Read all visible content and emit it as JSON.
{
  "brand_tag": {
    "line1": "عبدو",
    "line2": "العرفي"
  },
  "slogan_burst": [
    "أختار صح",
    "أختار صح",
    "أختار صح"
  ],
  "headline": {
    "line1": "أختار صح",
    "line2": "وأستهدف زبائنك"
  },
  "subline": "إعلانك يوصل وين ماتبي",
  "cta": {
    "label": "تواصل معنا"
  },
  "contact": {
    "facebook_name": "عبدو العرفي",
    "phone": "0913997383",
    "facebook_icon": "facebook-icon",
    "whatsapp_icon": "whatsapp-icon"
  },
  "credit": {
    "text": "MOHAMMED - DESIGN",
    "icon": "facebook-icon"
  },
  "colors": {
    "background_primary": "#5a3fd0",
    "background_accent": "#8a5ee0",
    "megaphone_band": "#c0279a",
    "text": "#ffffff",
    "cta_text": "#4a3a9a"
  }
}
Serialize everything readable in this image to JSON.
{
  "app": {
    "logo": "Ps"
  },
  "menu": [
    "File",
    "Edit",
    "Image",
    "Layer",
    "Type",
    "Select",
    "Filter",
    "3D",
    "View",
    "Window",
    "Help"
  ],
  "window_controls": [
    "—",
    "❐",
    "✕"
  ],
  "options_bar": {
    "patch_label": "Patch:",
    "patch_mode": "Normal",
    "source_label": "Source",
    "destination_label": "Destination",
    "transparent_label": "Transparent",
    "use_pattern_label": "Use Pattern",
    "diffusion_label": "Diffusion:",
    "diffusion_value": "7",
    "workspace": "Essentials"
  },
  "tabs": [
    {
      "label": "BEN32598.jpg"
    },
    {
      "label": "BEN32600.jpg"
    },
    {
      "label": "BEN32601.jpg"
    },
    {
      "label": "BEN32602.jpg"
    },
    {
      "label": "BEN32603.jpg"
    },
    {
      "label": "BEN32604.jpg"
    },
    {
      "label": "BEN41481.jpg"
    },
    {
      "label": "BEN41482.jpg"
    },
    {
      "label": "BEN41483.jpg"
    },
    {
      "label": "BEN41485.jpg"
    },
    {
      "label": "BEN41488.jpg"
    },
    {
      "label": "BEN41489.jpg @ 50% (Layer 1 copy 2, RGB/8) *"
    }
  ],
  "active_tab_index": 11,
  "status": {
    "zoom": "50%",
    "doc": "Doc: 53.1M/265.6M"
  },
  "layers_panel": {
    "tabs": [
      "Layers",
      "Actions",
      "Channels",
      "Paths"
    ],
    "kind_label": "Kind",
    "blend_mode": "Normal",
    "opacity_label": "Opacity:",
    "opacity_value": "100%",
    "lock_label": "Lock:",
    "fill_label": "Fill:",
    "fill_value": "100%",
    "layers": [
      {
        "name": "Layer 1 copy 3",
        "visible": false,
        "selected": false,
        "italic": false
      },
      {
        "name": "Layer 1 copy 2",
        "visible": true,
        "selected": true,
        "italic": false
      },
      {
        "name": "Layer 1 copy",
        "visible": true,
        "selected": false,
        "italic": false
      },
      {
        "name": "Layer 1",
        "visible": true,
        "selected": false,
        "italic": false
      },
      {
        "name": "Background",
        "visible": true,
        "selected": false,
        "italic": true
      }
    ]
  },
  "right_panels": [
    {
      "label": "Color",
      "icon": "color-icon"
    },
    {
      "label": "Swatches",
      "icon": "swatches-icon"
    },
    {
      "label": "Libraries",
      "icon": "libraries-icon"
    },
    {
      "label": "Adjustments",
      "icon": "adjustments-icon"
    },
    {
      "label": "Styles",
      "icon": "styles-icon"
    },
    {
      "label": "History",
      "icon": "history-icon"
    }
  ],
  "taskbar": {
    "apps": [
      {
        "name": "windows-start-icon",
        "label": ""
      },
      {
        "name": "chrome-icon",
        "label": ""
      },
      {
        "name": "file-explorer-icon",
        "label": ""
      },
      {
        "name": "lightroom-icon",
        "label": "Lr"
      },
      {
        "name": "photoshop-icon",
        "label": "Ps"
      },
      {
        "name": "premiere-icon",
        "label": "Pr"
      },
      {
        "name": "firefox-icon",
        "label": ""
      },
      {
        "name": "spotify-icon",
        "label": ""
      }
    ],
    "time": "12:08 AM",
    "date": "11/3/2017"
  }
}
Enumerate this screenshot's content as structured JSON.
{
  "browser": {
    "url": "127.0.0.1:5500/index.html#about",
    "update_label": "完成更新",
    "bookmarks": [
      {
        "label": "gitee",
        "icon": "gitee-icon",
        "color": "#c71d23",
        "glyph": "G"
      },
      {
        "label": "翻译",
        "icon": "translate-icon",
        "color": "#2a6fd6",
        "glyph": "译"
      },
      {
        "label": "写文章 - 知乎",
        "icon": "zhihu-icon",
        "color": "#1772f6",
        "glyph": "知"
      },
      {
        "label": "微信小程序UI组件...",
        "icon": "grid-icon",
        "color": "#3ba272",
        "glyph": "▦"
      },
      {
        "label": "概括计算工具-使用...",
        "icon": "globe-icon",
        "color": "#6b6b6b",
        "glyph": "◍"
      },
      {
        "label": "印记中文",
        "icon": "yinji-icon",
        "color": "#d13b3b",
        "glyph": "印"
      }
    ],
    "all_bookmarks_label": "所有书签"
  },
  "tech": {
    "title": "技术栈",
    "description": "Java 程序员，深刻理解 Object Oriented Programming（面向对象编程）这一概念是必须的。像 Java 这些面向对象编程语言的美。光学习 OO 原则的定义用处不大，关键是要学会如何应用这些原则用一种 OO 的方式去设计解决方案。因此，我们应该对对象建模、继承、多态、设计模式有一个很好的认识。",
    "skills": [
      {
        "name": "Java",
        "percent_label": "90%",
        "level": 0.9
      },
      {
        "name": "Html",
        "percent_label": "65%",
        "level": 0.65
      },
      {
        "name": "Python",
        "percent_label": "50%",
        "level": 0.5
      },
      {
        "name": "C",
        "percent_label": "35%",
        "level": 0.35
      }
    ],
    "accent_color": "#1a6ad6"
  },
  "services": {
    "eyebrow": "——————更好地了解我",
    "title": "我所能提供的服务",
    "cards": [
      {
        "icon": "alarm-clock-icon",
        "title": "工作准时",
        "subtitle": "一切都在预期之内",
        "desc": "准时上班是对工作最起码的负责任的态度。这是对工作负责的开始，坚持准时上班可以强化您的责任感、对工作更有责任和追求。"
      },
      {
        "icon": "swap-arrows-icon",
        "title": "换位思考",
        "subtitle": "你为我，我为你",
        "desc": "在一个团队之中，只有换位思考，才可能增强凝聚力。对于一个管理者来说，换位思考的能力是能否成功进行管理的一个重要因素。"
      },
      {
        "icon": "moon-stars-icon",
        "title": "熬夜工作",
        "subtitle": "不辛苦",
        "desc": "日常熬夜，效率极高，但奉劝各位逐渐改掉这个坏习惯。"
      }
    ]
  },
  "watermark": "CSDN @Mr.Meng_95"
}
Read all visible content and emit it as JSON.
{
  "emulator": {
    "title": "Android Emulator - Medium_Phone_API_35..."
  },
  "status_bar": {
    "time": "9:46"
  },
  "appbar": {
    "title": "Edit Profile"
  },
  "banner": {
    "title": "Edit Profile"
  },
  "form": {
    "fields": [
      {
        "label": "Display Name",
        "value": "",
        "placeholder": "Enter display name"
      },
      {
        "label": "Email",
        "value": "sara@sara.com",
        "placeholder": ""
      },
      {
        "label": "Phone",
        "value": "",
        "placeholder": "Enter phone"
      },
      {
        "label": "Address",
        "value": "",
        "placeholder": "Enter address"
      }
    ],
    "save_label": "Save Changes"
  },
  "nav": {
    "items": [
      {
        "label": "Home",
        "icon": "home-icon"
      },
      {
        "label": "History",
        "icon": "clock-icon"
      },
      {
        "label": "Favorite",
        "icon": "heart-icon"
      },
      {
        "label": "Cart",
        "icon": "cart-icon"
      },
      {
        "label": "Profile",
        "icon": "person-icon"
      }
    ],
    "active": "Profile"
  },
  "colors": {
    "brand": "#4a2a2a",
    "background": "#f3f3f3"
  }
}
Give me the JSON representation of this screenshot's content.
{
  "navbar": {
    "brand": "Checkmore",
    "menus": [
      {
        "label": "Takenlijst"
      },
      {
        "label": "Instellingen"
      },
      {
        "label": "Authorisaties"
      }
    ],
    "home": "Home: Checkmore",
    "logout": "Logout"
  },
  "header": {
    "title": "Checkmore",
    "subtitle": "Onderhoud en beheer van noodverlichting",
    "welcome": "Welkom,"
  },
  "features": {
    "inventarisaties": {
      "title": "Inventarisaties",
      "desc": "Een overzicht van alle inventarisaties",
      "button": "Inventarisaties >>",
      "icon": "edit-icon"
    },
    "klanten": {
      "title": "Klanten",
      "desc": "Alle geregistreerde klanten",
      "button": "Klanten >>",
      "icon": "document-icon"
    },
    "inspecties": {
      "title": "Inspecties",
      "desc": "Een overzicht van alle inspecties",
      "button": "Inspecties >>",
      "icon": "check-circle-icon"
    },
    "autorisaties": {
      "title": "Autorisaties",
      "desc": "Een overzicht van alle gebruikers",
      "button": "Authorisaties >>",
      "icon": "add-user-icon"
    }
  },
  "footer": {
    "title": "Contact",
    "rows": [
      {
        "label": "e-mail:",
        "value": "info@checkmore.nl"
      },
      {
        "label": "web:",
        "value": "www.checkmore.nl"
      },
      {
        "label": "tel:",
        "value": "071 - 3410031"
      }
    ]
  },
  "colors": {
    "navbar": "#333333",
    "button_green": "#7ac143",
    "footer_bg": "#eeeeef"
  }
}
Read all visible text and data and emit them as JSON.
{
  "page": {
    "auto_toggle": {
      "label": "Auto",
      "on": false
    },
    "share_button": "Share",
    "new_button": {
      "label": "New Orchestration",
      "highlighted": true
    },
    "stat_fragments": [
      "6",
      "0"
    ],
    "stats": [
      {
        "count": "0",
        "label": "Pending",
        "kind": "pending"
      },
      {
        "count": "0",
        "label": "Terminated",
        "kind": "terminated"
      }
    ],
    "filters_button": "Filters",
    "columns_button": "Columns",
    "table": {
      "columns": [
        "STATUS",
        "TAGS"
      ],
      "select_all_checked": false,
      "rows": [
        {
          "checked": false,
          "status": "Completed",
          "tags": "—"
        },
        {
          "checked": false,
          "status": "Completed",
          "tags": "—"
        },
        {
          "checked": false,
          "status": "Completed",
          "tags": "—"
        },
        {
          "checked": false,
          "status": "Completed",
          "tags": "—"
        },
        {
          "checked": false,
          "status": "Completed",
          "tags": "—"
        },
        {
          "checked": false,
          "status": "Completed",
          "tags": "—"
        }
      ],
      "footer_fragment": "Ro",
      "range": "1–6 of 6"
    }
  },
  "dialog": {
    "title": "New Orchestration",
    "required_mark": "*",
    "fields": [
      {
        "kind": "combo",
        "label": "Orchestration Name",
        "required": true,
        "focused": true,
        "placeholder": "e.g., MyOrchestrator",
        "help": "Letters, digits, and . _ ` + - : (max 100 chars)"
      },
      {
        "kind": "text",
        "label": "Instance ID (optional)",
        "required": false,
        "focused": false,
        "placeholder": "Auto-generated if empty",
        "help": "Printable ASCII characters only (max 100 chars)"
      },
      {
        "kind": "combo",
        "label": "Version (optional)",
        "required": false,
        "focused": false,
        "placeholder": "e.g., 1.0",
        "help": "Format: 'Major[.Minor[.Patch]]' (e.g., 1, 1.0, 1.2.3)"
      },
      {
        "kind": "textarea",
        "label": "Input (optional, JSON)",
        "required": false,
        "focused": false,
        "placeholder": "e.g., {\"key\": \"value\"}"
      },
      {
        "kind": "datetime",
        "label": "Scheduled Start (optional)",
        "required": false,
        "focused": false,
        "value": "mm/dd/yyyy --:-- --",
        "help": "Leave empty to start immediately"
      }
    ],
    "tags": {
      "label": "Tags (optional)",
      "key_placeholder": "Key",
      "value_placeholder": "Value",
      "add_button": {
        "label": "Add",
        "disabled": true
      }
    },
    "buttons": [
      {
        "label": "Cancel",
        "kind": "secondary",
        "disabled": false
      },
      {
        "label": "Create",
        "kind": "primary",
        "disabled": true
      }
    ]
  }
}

┄┄┄┄┄┄

▶ [TASK DETAILS]
Where a line above includes "subtitle", copy that line.

▶ [ANSWER TO THIS TASK]
        "subtitle": "一切都在预期之内",
        "subtitle": "你为我，我为你",
        "subtitle": "不辛苦",
    "subtitle": "Onderhoud en beheer van noodverlichting",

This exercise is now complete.